**Exercise objective:**
Set down all of the data exactly as it appears.

-- Begin Material for the task --

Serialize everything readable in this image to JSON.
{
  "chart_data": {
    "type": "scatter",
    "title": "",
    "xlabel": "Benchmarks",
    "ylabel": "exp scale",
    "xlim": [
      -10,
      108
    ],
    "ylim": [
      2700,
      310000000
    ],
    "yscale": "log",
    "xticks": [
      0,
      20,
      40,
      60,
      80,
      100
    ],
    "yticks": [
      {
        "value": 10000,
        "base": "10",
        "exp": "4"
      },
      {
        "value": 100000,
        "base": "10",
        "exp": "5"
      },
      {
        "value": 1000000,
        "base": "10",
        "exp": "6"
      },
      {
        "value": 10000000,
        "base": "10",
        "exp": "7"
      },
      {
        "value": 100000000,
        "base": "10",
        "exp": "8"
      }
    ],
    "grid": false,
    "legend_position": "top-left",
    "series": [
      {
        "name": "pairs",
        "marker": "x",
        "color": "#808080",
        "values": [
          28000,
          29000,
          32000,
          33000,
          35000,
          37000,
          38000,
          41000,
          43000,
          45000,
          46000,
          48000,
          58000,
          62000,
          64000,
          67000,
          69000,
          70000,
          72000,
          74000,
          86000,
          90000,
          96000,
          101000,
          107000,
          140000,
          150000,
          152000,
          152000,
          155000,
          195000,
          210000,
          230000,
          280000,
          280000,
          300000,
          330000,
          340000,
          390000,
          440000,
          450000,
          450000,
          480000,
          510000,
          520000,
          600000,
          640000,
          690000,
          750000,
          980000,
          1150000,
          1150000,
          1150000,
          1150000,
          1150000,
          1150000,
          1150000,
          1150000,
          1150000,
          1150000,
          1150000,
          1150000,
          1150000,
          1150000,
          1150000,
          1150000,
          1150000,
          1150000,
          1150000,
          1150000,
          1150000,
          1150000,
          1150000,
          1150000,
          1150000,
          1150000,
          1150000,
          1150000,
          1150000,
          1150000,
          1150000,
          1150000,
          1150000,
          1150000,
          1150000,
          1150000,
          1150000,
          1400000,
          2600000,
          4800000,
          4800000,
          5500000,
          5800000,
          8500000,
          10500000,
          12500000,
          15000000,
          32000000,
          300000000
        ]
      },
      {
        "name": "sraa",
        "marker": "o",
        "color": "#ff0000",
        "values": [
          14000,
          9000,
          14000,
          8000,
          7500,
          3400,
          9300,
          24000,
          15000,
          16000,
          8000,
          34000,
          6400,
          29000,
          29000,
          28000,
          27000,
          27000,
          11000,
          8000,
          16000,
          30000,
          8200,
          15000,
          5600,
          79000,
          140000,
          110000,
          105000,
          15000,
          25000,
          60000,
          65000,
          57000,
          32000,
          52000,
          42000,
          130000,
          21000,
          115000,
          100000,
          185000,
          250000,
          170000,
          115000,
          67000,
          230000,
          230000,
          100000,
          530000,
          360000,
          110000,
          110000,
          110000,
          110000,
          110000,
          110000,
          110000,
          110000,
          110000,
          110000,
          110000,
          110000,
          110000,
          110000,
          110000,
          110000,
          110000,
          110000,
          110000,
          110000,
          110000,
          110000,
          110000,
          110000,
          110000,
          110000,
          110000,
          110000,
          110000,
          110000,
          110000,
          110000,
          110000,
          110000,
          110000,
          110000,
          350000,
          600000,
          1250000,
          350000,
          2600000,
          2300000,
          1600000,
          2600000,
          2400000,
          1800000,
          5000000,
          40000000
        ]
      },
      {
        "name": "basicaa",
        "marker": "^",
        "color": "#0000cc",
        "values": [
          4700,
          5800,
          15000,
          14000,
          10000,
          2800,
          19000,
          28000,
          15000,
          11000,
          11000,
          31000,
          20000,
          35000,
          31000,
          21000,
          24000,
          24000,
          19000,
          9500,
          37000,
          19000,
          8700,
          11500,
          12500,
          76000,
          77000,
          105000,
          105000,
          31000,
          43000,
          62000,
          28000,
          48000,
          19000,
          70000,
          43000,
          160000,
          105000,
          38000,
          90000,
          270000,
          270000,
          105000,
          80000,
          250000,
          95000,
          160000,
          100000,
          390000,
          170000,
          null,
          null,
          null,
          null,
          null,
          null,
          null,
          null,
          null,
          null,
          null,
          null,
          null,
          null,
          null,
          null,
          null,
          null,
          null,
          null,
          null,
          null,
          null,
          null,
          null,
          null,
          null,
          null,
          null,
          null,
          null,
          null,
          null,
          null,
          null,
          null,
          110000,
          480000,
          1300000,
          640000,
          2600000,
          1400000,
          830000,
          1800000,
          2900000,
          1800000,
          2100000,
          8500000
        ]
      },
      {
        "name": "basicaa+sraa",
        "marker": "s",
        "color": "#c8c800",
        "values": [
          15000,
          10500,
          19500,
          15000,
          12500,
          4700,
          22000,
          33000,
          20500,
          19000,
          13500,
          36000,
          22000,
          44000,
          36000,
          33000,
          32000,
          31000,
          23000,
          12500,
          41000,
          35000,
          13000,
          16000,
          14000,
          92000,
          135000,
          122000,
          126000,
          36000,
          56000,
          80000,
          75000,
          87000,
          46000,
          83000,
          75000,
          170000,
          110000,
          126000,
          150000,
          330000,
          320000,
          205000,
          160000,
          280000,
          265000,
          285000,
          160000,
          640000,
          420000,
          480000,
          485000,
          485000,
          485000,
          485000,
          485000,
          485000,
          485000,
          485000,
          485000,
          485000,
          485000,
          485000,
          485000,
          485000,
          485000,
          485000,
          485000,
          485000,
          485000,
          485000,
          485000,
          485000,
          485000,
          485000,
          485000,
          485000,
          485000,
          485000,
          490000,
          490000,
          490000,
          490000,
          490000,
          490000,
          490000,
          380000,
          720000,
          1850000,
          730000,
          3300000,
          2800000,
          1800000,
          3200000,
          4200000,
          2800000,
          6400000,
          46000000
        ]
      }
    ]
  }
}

-- End Material for the task --

**Reply to the task:**
Serialize everything readable in this image to JSON.
{
  "chart_data": {
    "type": "scatter",
    "title": "",
    "xlabel": "Benchmarks",
    "ylabel": "exp scale",
    "xlim": [
      -10,
      108
    ],
    "ylim": [
      2700,
      310000000
    ],
    "yscale": "log",
    "xticks": [
      0,
      20,
      40,
      60,
      80,
      100
    ],
    "yticks": [
      {
        "value": 10000,
        "base": "10",
        "exp": "4"
      },
      {
        "value": 100000,
        "base": "10",
        "exp": "5"
      },
      {
        "value": 1000000,
        "base": "10",
        "exp": "6"
      },
      {
        "value": 10000000,
        "base": "10",
        "exp": "7"
      },
      {
        "value": 100000000,
        "base": "10",
        "exp": "8"
      }
    ],
    "grid": false,
    "legend_position": "top-left",
    "series": [
      {
        "name": "pairs",
        "marker": "x",
        "color": "#808080",
        "values": [
          28000,
          29000,
          32000,
          33000,
          35000,
          37000,
          38000,
          41000,
          43000,
          45000,
          46000,
          48000,
          58000,
          62000,
          64000,
          67000,
          69000,
          70000,
          72000,
          74000,
          86000,
          90000,
          96000,
          101000,
          107000,
          140000,
          150000,
          152000,
          152000,
          155000,
          195000,
          210000,
          230000,
          280000,
          280000,
          300000,
          330000,
          340000,
          390000,
          440000,
          450000,
          450000,
          480000,
          510000,
          520000,
          600000,
          640000,
          690000,
          750000,
          980000,
          1150000,
          1150000,
          1150000,
          1150000,
          1150000,
          1150000,
          1150000,
          1150000,
          1150000,
          1150000,
          1150000,
          1150000,
          1150000,
          1150000,
          1150000,
          1150000,
          1150000,
          1150000,
          1150000,
          1150000,
          1150000,
          1150000,
          1150000,
          1150000,
          1150000,
          1150000,
          1150000,
          1150000,
          1150000,
          1150000,
          1150000,
          1150000,
          1150000,
          1150000,
          1150000,
          1150000,
          1150000,
          1400000,
          2600000,
          4800000,
          4800000,
          5500000,
          5800000,
          8500000,
          10500000,
          12500000,
          15000000,
          32000000,
          300000000
        ]
      },
      {
        "name": "sraa",
        "marker": "o",
        "color": "#ff0000",
        "values": [
          14000,
          9000,
          14000,
          8000,
          7500,
          3400,
          9300,
          24000,
          15000,
          16000,
          8000,
          34000,
          6400,
          29000,
          29000,
          28000,
          27000,
          27000,
          11000,
          8000,
          16000,
          30000,
          8200,
          15000,
          5600,
          79000,
          140000,
          110000,
          105000,
          15000,
          25000,
          60000,
          65000,
          57000,
          32000,
          52000,
          42000,
          130000,
          21000,
          115000,
          100000,
          185000,
          250000,
          170000,
          115000,
          67000,
          230000,
          230000,
          100000,
          530000,
          360000,
          110000,
          110000,
          110000,
          110000,
          110000,
          110000,
          110000,
          110000,
          110000,
          110000,
          110000,
          110000,
          110000,
          110000,
          110000,
          110000,
          110000,
          110000,
          110000,
          110000,
          110000,
          110000,
          110000,
          110000,
          110000,
          110000,
          110000,
          110000,
          110000,
          110000,
          110000,
          110000,
          110000,
          110000,
          110000,
          110000,
          350000,
          600000,
          1250000,
          350000,
          2600000,
          2300000,
          1600000,
          2600000,
          2400000,
          1800000,
          5000000,
          40000000
        ]
      },
      {
        "name": "basicaa",
        "marker": "^",
        "color": "#0000cc",
        "values": [
          4700,
          5800,
          15000,
          14000,
          10000,
          2800,
          19000,
          28000,
          15000,
          11000,
          11000,
          31000,
          20000,
          35000,
          31000,
          21000,
          24000,
          24000,
          19000,
          9500,
          37000,
          19000,
          8700,
          11500,
          12500,
          76000,
          77000,
          105000,
          105000,
          31000,
          43000,
          62000,
          28000,
          48000,
          19000,
          70000,
          43000,
          160000,
          105000,
          38000,
          90000,
          270000,
          270000,
          105000,
          80000,
          250000,
          95000,
          160000,
          100000,
          390000,
          170000,
          null,
          null,
          null,
          null,
          null,
          null,
          null,
          null,
          null,
          null,
          null,
          null,
          null,
          null,
          null,
          null,
          null,
          null,
          null,
          null,
          null,
          null,
          null,
          null,
          null,
          null,
          null,
          null,
          null,
          null,
          null,
          null,
          null,
          null,
          null,
          null,
          110000,
          480000,
          1300000,
          640000,
          2600000,
          1400000,
          830000,
          1800000,
          2900000,
          1800000,
          2100000,
          8500000
        ]
      },
      {
        "name": "basicaa+sraa",
        "marker": "s",
        "color": "#c8c800",
        "values": [
          15000,
          10500,
          19500,
          15000,
          12500,
          4700,
          22000,
          33000,
          20500,
          19000,
          13500,
          36000,
          22000,
          44000,
          36000,
          33000,
          32000,
          31000,
          23000,
          12500,
          41000,
          35000,
          13000,
          16000,
          14000,
          92000,
          135000,
          122000,
          126000,
          36000,
          56000,
          80000,
          75000,
          87000,
          46000,
          83000,
          75000,
          170000,
          110000,
          126000,
          150000,
          330000,
          320000,
          205000,
          160000,
          280000,
          265000,
          285000,
          160000,
          640000,
          420000,
          480000,
          485000,
          485000,
          485000,
          485000,
          485000,
          485000,
          485000,
          485000,
          485000,
          485000,
          485000,
          485000,
          485000,
          485000,
          485000,
          485000,
          485000,
          485000,
          485000,
          485000,
          485000,
          485000,
          485000,
          485000,
          485000,
          485000,
          485000,
          485000,
          490000,
          490000,
          490000,
          490000,
          490000,
          490000,
          490000,
          380000,
          720000,
          1850000,
          730000,
          3300000,
          2800000,
          1800000,
          3200000,
          4200000,
          2800000,
          6400000,
          46000000
        ]
      }
    ]
  }
}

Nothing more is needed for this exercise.